*PROBLEM DESCRIPTION*
All material below is to be reproduced exactly.

*DATA TO PROCESS*
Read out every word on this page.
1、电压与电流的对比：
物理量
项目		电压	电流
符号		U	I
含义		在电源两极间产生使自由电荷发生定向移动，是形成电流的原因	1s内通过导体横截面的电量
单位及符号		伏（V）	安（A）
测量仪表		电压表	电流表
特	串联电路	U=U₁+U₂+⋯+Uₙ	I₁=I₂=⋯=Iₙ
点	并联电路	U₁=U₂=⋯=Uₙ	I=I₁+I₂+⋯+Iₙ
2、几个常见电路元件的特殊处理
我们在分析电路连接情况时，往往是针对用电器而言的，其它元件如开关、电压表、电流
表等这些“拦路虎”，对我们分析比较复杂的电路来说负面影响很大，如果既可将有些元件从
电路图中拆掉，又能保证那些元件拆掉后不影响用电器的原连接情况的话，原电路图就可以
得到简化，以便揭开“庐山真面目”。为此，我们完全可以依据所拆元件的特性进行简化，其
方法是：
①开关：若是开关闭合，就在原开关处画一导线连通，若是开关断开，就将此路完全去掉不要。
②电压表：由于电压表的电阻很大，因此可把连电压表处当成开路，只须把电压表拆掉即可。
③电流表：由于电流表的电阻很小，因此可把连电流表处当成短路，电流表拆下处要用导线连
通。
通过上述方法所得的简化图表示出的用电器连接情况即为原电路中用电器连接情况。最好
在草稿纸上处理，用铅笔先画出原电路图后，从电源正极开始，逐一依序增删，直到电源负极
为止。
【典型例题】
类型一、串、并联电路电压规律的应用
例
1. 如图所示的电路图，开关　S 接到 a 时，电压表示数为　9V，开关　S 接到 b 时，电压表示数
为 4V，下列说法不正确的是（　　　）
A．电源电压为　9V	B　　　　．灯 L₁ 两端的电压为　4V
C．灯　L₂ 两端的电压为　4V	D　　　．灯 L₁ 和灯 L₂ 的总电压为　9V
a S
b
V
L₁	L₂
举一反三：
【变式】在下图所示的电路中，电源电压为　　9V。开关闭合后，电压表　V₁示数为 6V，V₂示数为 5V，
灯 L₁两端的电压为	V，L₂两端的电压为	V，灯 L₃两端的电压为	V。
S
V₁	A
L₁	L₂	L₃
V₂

*RESULT FOR THIS EXERCISE*
Read out every word on this page.
1、电压与电流的对比：
物理量
项目		电压	电流
符号		U	I
含义		在电源两极间产生使自由电荷发生定向移动，是形成电流的原因	1s内通过导体横截面的电量
单位及符号		伏（V）	安（A）
测量仪表		电压表	电流表
特	串联电路	U=U₁+U₂+⋯+Uₙ	I₁=I₂=⋯=Iₙ
点	并联电路	U₁=U₂=⋯=Uₙ	I=I₁+I₂+⋯+Iₙ
2、几个常见电路元件的特殊处理
我们在分析电路连接情况时，往往是针对用电器而言的，其它元件如开关、电压表、电流
表等这些“拦路虎”，对我们分析比较复杂的电路来说负面影响很大，如果既可将有些元件从
电路图中拆掉，又能保证那些元件拆掉后不影响用电器的原连接情况的话，原电路图就可以
得到简化，以便揭开“庐山真面目”。为此，我们完全可以依据所拆元件的特性进行简化，其
方法是：
①开关：若是开关闭合，就在原开关处画一导线连通，若是开关断开，就将此路完全去掉不要。
②电压表：由于电压表的电阻很大，因此可把连电压表处当成开路，只须把电压表拆掉即可。
③电流表：由于电流表的电阻很小，因此可把连电流表处当成短路，电流表拆下处要用导线连
通。
通过上述方法所得的简化图表示出的用电器连接情况即为原电路中用电器连接情况。最好
在草稿纸上处理，用铅笔先画出原电路图后，从电源正极开始，逐一依序增删，直到电源负极
为止。
【典型例题】
类型一、串、并联电路电压规律的应用
例
1. 如图所示的电路图，开关　S 接到 a 时，电压表示数为　9V，开关　S 接到 b 时，电压表示数
为 4V，下列说法不正确的是（　　　）
A．电源电压为　9V	B　　　　．灯 L₁ 两端的电压为　4V
C．灯　L₂ 两端的电压为　4V	D　　　．灯 L₁ 和灯 L₂ 的总电压为　9V
a S
b
V
L₁	L₂
举一反三：
【变式】在下图所示的电路中，电源电压为　　9V。开关闭合后，电压表　V₁示数为 6V，V₂示数为 5V，
灯 L₁两端的电压为	V，L₂两端的电压为	V，灯 L₃两端的电压为	V。
S
V₁	A
L₁	L₂	L₃
V₂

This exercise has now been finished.